=== INPUT ROWS ===

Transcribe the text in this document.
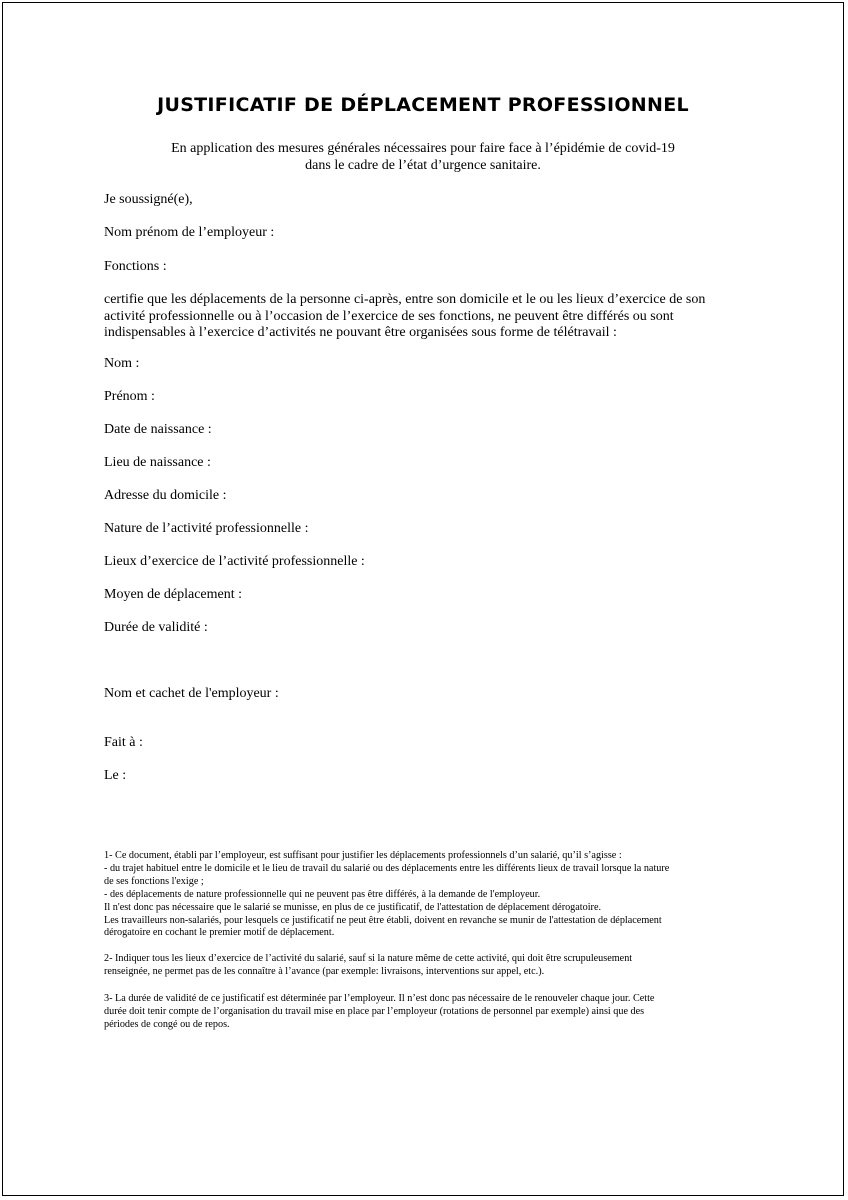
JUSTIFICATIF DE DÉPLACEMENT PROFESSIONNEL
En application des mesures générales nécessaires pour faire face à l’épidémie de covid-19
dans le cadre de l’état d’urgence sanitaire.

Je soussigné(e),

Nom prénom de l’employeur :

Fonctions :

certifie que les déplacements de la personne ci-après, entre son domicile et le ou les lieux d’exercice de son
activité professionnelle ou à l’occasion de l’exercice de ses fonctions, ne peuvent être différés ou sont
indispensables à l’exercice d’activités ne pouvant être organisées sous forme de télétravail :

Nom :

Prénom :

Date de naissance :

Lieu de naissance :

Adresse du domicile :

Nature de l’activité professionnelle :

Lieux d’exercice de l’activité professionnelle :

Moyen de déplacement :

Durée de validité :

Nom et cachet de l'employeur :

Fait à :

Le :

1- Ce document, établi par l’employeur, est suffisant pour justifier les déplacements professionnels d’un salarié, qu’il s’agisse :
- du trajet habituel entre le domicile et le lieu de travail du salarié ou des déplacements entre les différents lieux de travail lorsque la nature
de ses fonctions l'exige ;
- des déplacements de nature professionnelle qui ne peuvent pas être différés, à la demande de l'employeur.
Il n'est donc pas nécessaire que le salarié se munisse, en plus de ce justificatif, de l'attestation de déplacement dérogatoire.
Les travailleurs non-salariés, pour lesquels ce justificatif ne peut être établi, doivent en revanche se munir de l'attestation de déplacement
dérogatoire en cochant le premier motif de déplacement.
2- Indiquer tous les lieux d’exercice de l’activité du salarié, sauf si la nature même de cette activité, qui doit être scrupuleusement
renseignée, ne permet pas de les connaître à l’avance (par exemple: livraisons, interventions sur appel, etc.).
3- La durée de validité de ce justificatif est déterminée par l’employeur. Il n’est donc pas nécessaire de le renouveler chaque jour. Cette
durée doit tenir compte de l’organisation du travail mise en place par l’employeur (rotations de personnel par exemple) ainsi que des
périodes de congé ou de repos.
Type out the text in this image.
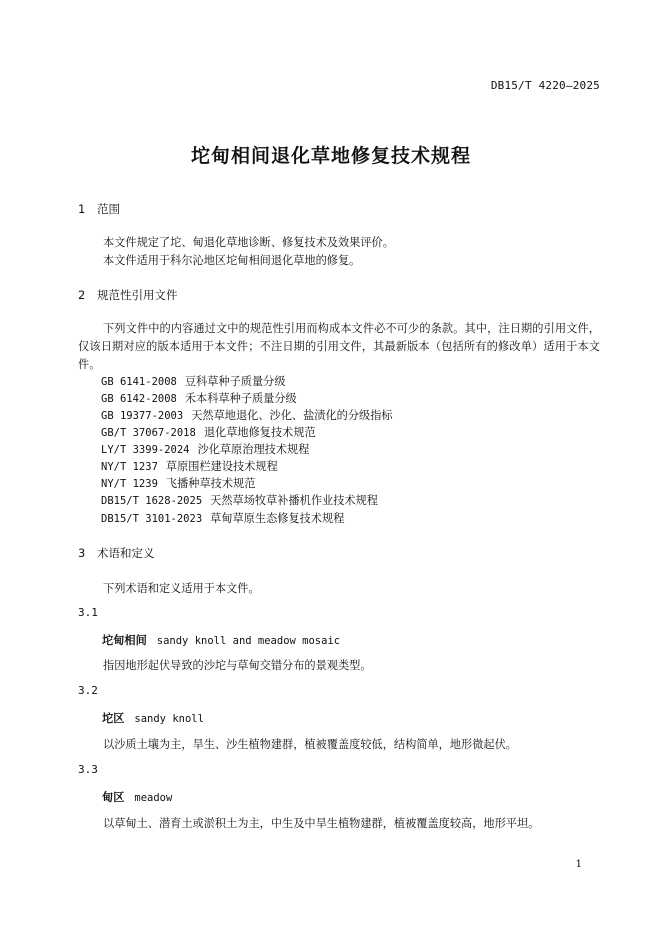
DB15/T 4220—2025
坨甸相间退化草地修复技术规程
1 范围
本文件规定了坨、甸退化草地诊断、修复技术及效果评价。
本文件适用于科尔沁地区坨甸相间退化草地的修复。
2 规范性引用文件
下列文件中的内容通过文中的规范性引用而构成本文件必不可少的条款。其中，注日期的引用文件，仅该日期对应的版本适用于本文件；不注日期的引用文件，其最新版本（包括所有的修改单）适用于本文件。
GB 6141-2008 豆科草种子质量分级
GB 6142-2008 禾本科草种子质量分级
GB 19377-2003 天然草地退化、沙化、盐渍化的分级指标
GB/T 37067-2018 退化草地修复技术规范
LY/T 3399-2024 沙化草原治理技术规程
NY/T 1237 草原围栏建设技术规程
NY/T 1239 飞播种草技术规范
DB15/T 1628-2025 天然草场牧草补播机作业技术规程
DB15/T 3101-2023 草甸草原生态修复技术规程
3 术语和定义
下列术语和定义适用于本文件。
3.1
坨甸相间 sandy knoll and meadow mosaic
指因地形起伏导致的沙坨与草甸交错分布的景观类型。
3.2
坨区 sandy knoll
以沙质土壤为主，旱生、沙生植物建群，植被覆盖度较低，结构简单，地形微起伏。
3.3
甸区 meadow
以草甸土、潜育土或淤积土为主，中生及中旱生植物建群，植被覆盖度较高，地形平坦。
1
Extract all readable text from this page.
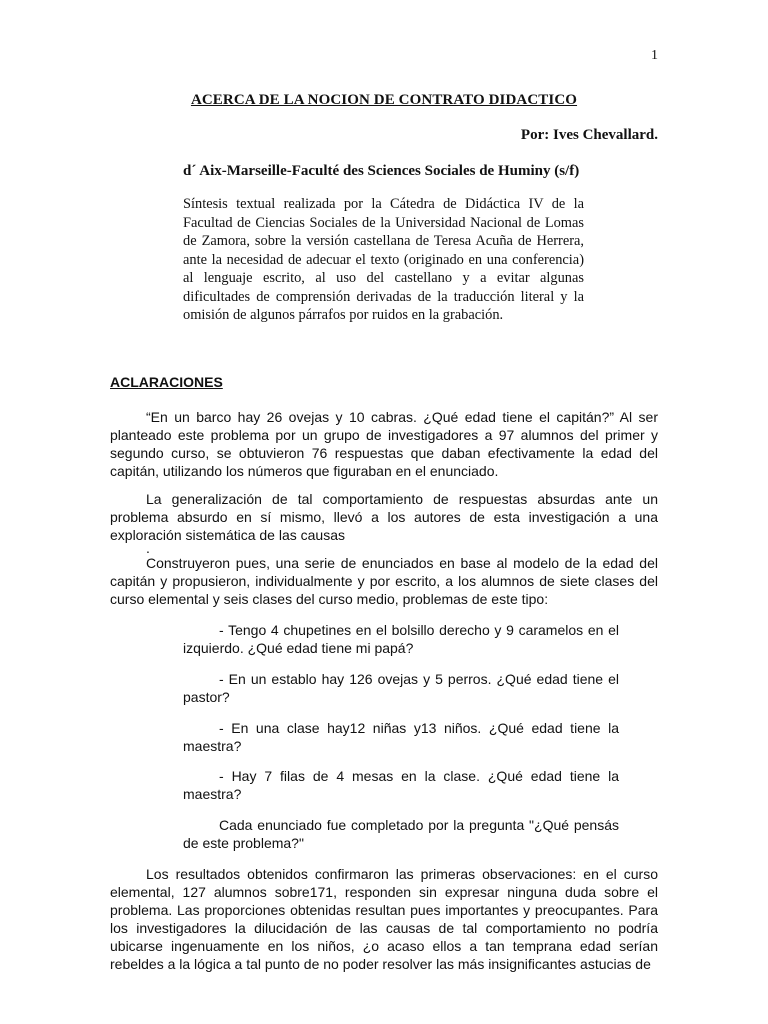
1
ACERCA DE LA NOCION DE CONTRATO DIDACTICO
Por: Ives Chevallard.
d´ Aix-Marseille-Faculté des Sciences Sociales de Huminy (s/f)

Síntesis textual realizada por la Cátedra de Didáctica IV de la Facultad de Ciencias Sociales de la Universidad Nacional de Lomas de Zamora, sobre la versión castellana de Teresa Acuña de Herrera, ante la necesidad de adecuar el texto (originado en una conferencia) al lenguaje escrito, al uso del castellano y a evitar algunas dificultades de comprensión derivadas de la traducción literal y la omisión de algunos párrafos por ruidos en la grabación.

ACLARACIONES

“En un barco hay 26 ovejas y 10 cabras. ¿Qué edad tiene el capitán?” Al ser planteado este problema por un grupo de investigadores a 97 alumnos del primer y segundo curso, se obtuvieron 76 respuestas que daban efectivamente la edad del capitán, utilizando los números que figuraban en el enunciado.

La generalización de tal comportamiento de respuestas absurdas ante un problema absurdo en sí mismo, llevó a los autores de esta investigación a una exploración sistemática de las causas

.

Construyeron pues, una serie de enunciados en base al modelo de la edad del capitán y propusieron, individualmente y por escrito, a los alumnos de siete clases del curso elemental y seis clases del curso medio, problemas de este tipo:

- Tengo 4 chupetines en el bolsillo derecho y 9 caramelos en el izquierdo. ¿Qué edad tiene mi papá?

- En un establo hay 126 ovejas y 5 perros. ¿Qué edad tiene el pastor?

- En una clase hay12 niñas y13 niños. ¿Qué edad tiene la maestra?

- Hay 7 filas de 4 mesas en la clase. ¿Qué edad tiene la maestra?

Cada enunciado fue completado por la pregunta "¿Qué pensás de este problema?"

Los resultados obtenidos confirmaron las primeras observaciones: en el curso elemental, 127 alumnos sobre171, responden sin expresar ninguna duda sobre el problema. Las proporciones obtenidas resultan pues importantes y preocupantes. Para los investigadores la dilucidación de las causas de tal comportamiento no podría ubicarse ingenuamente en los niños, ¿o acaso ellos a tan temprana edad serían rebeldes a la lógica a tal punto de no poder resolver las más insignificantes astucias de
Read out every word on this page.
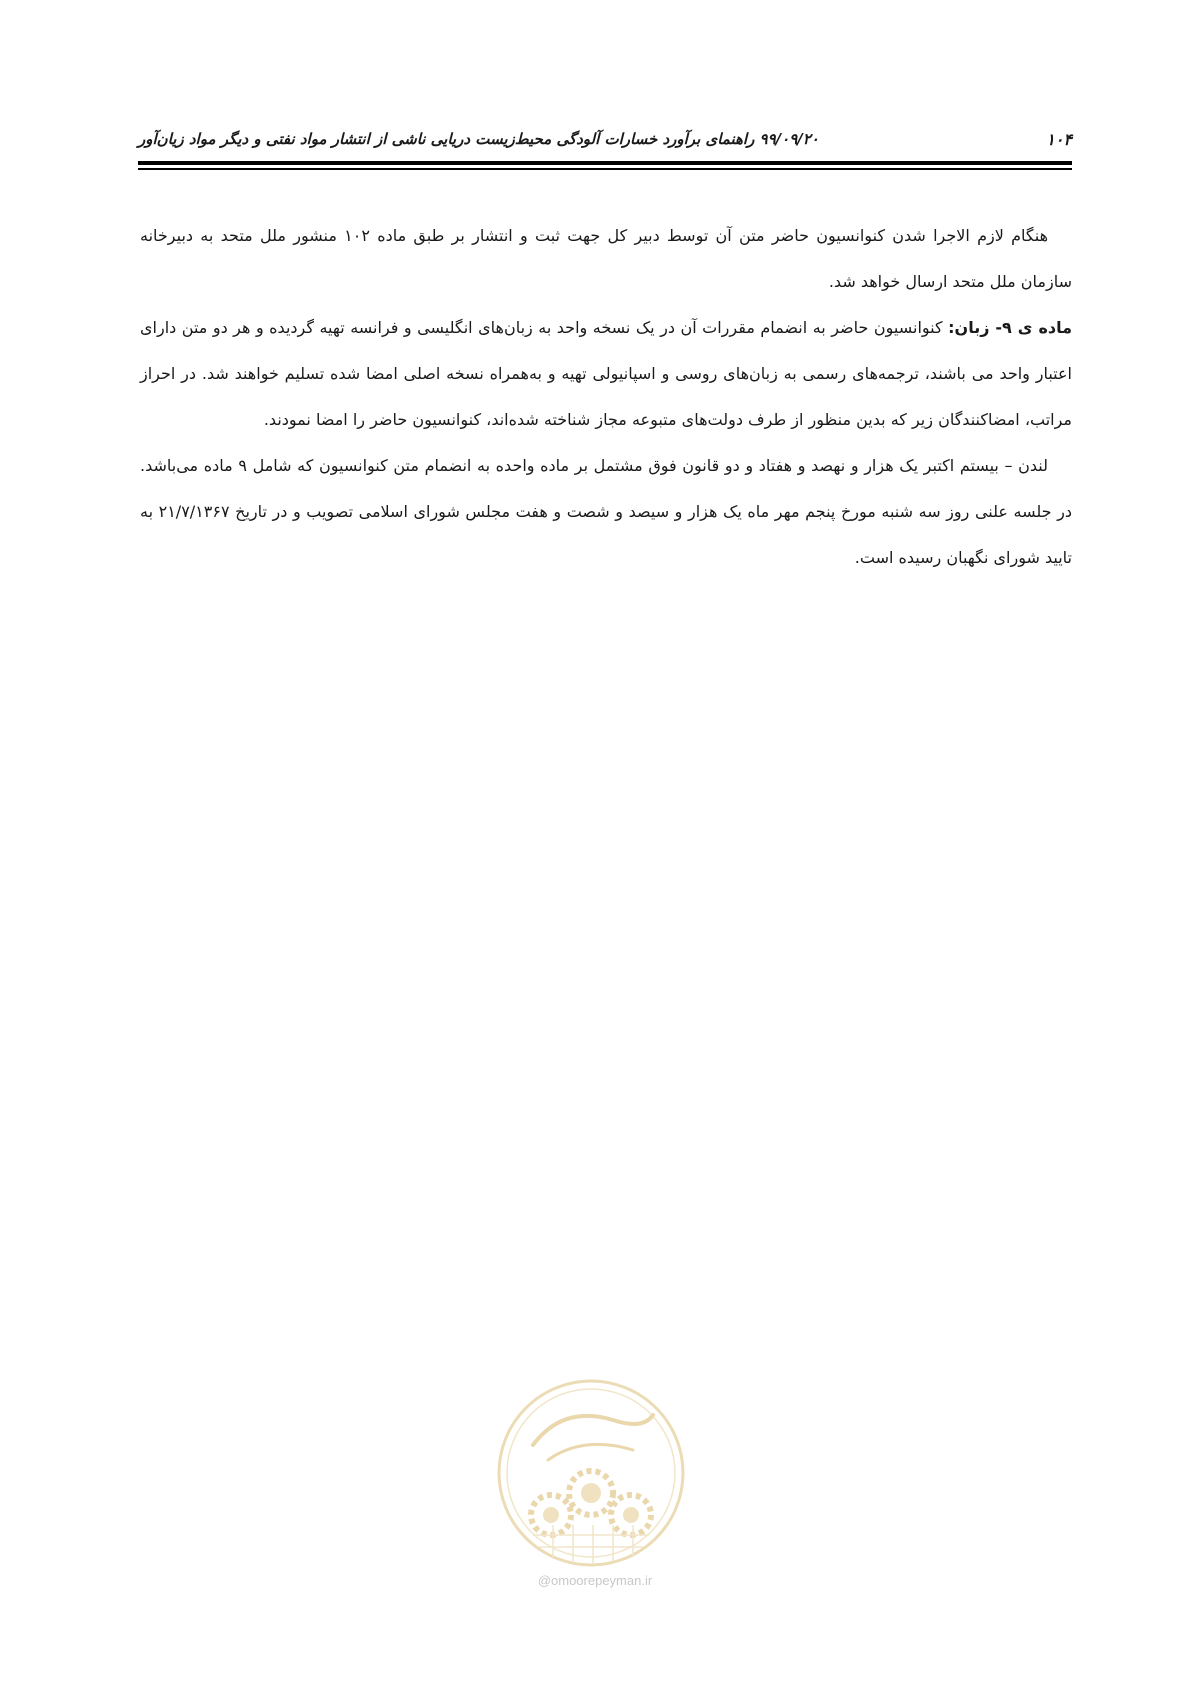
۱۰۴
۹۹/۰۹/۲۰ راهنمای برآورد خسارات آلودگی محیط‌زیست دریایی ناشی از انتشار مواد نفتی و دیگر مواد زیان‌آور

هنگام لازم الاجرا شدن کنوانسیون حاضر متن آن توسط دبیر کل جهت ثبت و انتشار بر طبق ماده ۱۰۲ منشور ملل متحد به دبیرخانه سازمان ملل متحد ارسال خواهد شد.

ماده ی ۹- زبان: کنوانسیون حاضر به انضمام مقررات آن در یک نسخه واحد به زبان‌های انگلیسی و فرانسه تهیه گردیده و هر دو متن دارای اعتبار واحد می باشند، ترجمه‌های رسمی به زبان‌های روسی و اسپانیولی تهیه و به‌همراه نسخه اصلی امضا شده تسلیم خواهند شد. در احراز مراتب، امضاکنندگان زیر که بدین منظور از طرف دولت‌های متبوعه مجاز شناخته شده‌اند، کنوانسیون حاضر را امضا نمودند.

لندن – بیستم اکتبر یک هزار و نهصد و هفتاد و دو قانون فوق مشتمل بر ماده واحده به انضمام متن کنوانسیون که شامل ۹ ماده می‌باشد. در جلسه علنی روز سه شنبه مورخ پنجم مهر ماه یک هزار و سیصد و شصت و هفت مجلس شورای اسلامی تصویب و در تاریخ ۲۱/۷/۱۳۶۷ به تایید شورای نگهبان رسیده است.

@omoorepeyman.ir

===

* TASK TO COMPLETE:
Repeat all the data as it stands, dropping any images it holds.

* TASK RESULT:
Transcribe the text in this document.
JUSTIFICATIF DE DÉPLACEMENT PROFESSIONNEL
En application des mesures générales nécessaires pour faire face à l’épidémie de covid-19
dans le cadre de l’état d’urgence sanitaire.

Je soussigné(e),

Nom prénom de l’employeur :

Fonctions :

certifie que les déplacements de la personne ci-après, entre son domicile et le ou les lieux d’exercice de son
activité professionnelle ou à l’occasion de l’exercice de ses fonctions, ne peuvent être différés ou sont
indispensables à l’exercice d’activités ne pouvant être organisées sous forme de télétravail :

Nom :

Prénom :

Date de naissance :

Lieu de naissance :

Adresse du domicile :

Nature de l’activité professionnelle :

Lieux d’exercice de l’activité professionnelle :

Moyen de déplacement :

Durée de validité :

Nom et cachet de l'employeur :

Fait à :

Le :

1- Ce document, établi par l’employeur, est suffisant pour justifier les déplacements professionnels d’un salarié, qu’il s’agisse :
- du trajet habituel entre le domicile et le lieu de travail du salarié ou des déplacements entre les différents lieux de travail lorsque la nature
de ses fonctions l'exige ;
- des déplacements de nature professionnelle qui ne peuvent pas être différés, à la demande de l'employeur.
Il n'est donc pas nécessaire que le salarié se munisse, en plus de ce justificatif, de l'attestation de déplacement dérogatoire.
Les travailleurs non-salariés, pour lesquels ce justificatif ne peut être établi, doivent en revanche se munir de l'attestation de déplacement
dérogatoire en cochant le premier motif de déplacement.
2- Indiquer tous les lieux d’exercice de l’activité du salarié, sauf si la nature même de cette activité, qui doit être scrupuleusement
renseignée, ne permet pas de les connaître à l’avance (par exemple: livraisons, interventions sur appel, etc.).
3- La durée de validité de ce justificatif est déterminée par l’employeur. Il n’est donc pas nécessaire de le renouveler chaque jour. Cette
durée doit tenir compte de l’organisation du travail mise en place par l’employeur (rotations de personnel par exemple) ainsi que des
périodes de congé ou de repos.
Type out the text in this image.
DB15/T 4220—2025
坨甸相间退化草地修复技术规程
1 范围
本文件规定了坨、甸退化草地诊断、修复技术及效果评价。
本文件适用于科尔沁地区坨甸相间退化草地的修复。
2 规范性引用文件
下列文件中的内容通过文中的规范性引用而构成本文件必不可少的条款。其中，注日期的引用文件，仅该日期对应的版本适用于本文件；不注日期的引用文件，其最新版本（包括所有的修改单）适用于本文件。
GB 6141-2008 豆科草种子质量分级
GB 6142-2008 禾本科草种子质量分级
GB 19377-2003 天然草地退化、沙化、盐渍化的分级指标
GB/T 37067-2018 退化草地修复技术规范
LY/T 3399-2024 沙化草原治理技术规程
NY/T 1237 草原围栏建设技术规程
NY/T 1239 飞播种草技术规范
DB15/T 1628-2025 天然草场牧草补播机作业技术规程
DB15/T 3101-2023 草甸草原生态修复技术规程
3 术语和定义
下列术语和定义适用于本文件。
3.1
坨甸相间 sandy knoll and meadow mosaic
指因地形起伏导致的沙坨与草甸交错分布的景观类型。
3.2
坨区 sandy knoll
以沙质土壤为主，旱生、沙生植物建群，植被覆盖度较低，结构简单，地形微起伏。
3.3
甸区 meadow
以草甸土、潜育土或淤积土为主，中生及中旱生植物建群，植被覆盖度较高，地形平坦。
1
Extract all readable text from this page.
1
ACERCA DE LA NOCION DE CONTRATO DIDACTICO
Por: Ives Chevallard.
d´ Aix-Marseille-Faculté des Sciences Sociales de Huminy (s/f)

Síntesis textual realizada por la Cátedra de Didáctica IV de la Facultad de Ciencias Sociales de la Universidad Nacional de Lomas de Zamora, sobre la versión castellana de Teresa Acuña de Herrera, ante la necesidad de adecuar el texto (originado en una conferencia) al lenguaje escrito, al uso del castellano y a evitar algunas dificultades de comprensión derivadas de la traducción literal y la omisión de algunos párrafos por ruidos en la grabación.

ACLARACIONES

“En un barco hay 26 ovejas y 10 cabras. ¿Qué edad tiene el capitán?” Al ser planteado este problema por un grupo de investigadores a 97 alumnos del primer y segundo curso, se obtuvieron 76 respuestas que daban efectivamente la edad del capitán, utilizando los números que figuraban en el enunciado.

La generalización de tal comportamiento de respuestas absurdas ante un problema absurdo en sí mismo, llevó a los autores de esta investigación a una exploración sistemática de las causas

.

Construyeron pues, una serie de enunciados en base al modelo de la edad del capitán y propusieron, individualmente y por escrito, a los alumnos de siete clases del curso elemental y seis clases del curso medio, problemas de este tipo:

- Tengo 4 chupetines en el bolsillo derecho y 9 caramelos en el izquierdo. ¿Qué edad tiene mi papá?

- En un establo hay 126 ovejas y 5 perros. ¿Qué edad tiene el pastor?

- En una clase hay12 niñas y13 niños. ¿Qué edad tiene la maestra?

- Hay 7 filas de 4 mesas en la clase. ¿Qué edad tiene la maestra?

Cada enunciado fue completado por la pregunta "¿Qué pensás de este problema?"

Los resultados obtenidos confirmaron las primeras observaciones: en el curso elemental, 127 alumnos sobre171, responden sin expresar ninguna duda sobre el problema. Las proporciones obtenidas resultan pues importantes y preocupantes. Para los investigadores la dilucidación de las causas de tal comportamiento no podría ubicarse ingenuamente en los niños, ¿o acaso ellos a tan temprana edad serían rebeldes a la lógica a tal punto de no poder resolver las más insignificantes astucias de
Read out every word on this page.
۱۰۴
۹۹/۰۹/۲۰ راهنمای برآورد خسارات آلودگی محیط‌زیست دریایی ناشی از انتشار مواد نفتی و دیگر مواد زیان‌آور

هنگام لازم الاجرا شدن کنوانسیون حاضر متن آن توسط دبیر کل جهت ثبت و انتشار بر طبق ماده ۱۰۲ منشور ملل متحد به دبیرخانه سازمان ملل متحد ارسال خواهد شد.

ماده ی ۹- زبان: کنوانسیون حاضر به انضمام مقررات آن در یک نسخه واحد به زبان‌های انگلیسی و فرانسه تهیه گردیده و هر دو متن دارای اعتبار واحد می باشند، ترجمه‌های رسمی به زبان‌های روسی و اسپانیولی تهیه و به‌همراه نسخه اصلی امضا شده تسلیم خواهند شد. در احراز مراتب، امضاکنندگان زیر که بدین منظور از طرف دولت‌های متبوعه مجاز شناخته شده‌اند، کنوانسیون حاضر را امضا نمودند.

لندن – بیستم اکتبر یک هزار و نهصد و هفتاد و دو قانون فوق مشتمل بر ماده واحده به انضمام متن کنوانسیون که شامل ۹ ماده می‌باشد. در جلسه علنی روز سه شنبه مورخ پنجم مهر ماه یک هزار و سیصد و شصت و هفت مجلس شورای اسلامی تصویب و در تاریخ ۲۱/۷/۱۳۶۷ به تایید شورای نگهبان رسیده است.

@omoorepeyman.ir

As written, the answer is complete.